### WRITTEN EXERCISE
Below are some records: retype them all exactly, but not the pictures.

Saved entries
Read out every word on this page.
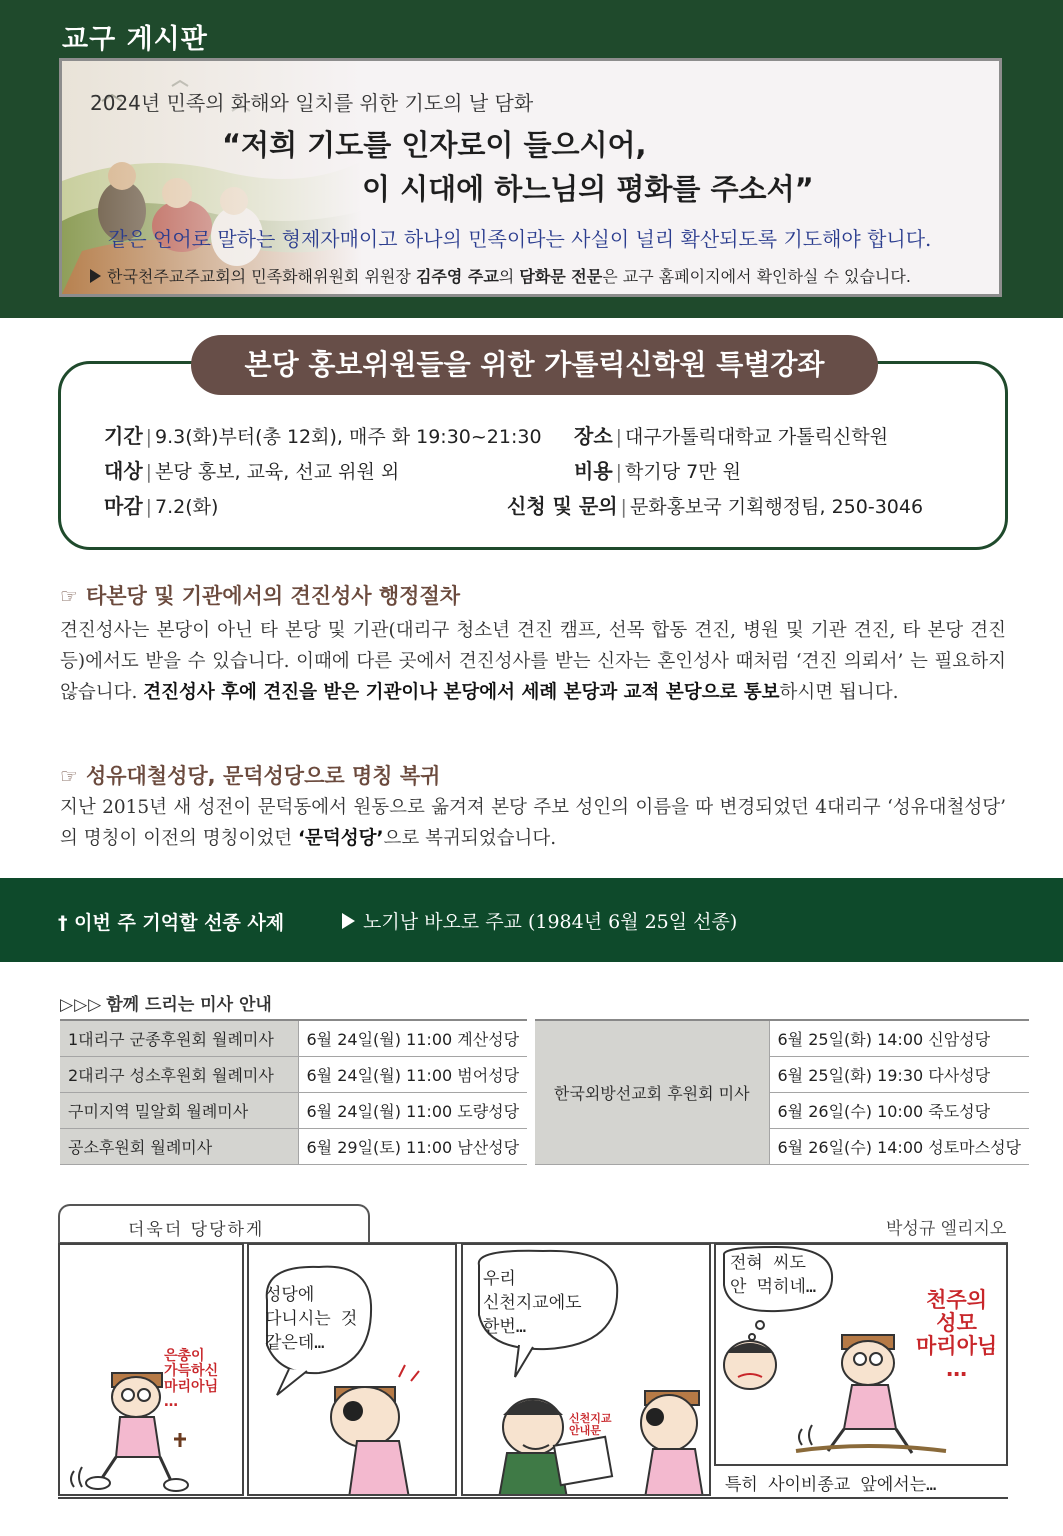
교구 게시판
2024년 민족의 화해와 일치를 위한 기도의 날 담화
“저희 기도를 인자로이 들으시어,
이 시대에 하느님의 평화를 주소서”
같은 언어로 말하는 형제자매이고 하나의 민족이라는 사실이 널리 확산되도록 기도해야 합니다.
한국천주교주교회의 민족화해위원회 위원장 김주영 주교의 담화문 전문은 교구 홈페이지에서 확인하실 수 있습니다.
본당 홍보위원들을 위한 가톨릭신학원 특별강좌
기간 | 9.3(화)부터(총 12회), 매주 화 19:30~21:30
대상 | 본당 홍보, 교육, 선교 위원 외
마감 | 7.2(화)
장소 | 대구가톨릭대학교 가톨릭신학원
비용 | 학기당 7만 원
신청 및 문의 | 문화홍보국 기획행정팀, 250-3046
☞ 타본당 및 기관에서의 견진성사 행정절차
견진성사는 본당이 아닌 타 본당 및 기관(대리구 청소년 견진 캠프, 선목 합동 견진, 병원 및 기관 견진, 타 본당 견진 등)에서도 받을 수 있습니다. 이때에 다른 곳에서 견진성사를 받는 신자는 혼인성사 때처럼 ‘견진 의뢰서’ 는 필요하지 않습니다. 견진성사 후에 견진을 받은 기관이나 본당에서 세례 본당과 교적 본당으로 통보하시면 됩니다.
☞ 성유대철성당, 문덕성당으로 명칭 복귀
지난 2015년 새 성전이 문덕동에서 원동으로 옮겨져 본당 주보 성인의 이름을 따 변경되었던 4대리구 ‘성유대철성당’ 의 명칭이 이전의 명칭이었던 ‘문덕성당’으로 복귀되었습니다.
† 이번 주 기억할 선종 사제	노기남 바오로 주교 (1984년 6월 25일 선종)
▷▷▷ 함께 드리는 미사 안내
1대리구 군종후원회 월례미사	6월 24일(월) 11:00 계산성당
2대리구 성소후원회 월례미사	6월 24일(월) 11:00 범어성당
구미지역 밀알회 월례미사	6월 24일(월) 11:00 도량성당
공소후원회 월례미사	6월 29일(토) 11:00 남산성당
한국외방선교회 후원회 미사	6월 25일(화) 14:00 신암성당
6월 25일(화) 19:30 다사성당
6월 26일(수) 10:00 죽도성당
6월 26일(수) 14:00 성토마스성당
더욱더 당당하게	박성규 엘리지오
은총이
가득하신
마리아님
…
성당에
다니시는 것
같은데…
우리
신천지교에도
한번…
신천지교
안내문
전혀 씨도
안 먹히네…
천주의
성모
마리아님
…
특히 사이비종교 앞에서는…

### FINAL RESULT
Read out every word on this page.
교구 게시판
2024년 민족의 화해와 일치를 위한 기도의 날 담화
“저희 기도를 인자로이 들으시어,
이 시대에 하느님의 평화를 주소서”
같은 언어로 말하는 형제자매이고 하나의 민족이라는 사실이 널리 확산되도록 기도해야 합니다.
한국천주교주교회의 민족화해위원회 위원장 김주영 주교의 담화문 전문은 교구 홈페이지에서 확인하실 수 있습니다.
본당 홍보위원들을 위한 가톨릭신학원 특별강좌
기간 | 9.3(화)부터(총 12회), 매주 화 19:30~21:30
대상 | 본당 홍보, 교육, 선교 위원 외
마감 | 7.2(화)
장소 | 대구가톨릭대학교 가톨릭신학원
비용 | 학기당 7만 원
신청 및 문의 | 문화홍보국 기획행정팀, 250-3046
☞ 타본당 및 기관에서의 견진성사 행정절차
견진성사는 본당이 아닌 타 본당 및 기관(대리구 청소년 견진 캠프, 선목 합동 견진, 병원 및 기관 견진, 타 본당 견진 등)에서도 받을 수 있습니다. 이때에 다른 곳에서 견진성사를 받는 신자는 혼인성사 때처럼 ‘견진 의뢰서’ 는 필요하지 않습니다. 견진성사 후에 견진을 받은 기관이나 본당에서 세례 본당과 교적 본당으로 통보하시면 됩니다.
☞ 성유대철성당, 문덕성당으로 명칭 복귀
지난 2015년 새 성전이 문덕동에서 원동으로 옮겨져 본당 주보 성인의 이름을 따 변경되었던 4대리구 ‘성유대철성당’ 의 명칭이 이전의 명칭이었던 ‘문덕성당’으로 복귀되었습니다.
† 이번 주 기억할 선종 사제	노기남 바오로 주교 (1984년 6월 25일 선종)
▷▷▷ 함께 드리는 미사 안내
1대리구 군종후원회 월례미사	6월 24일(월) 11:00 계산성당
2대리구 성소후원회 월례미사	6월 24일(월) 11:00 범어성당
구미지역 밀알회 월례미사	6월 24일(월) 11:00 도량성당
공소후원회 월례미사	6월 29일(토) 11:00 남산성당
한국외방선교회 후원회 미사	6월 25일(화) 14:00 신암성당
6월 25일(화) 19:30 다사성당
6월 26일(수) 10:00 죽도성당
6월 26일(수) 14:00 성토마스성당
더욱더 당당하게	박성규 엘리지오
은총이
가득하신
마리아님
…
성당에
다니시는 것
같은데…
우리
신천지교에도
한번…
신천지교
안내문
전혀 씨도
안 먹히네…
천주의
성모
마리아님
…
특히 사이비종교 앞에서는…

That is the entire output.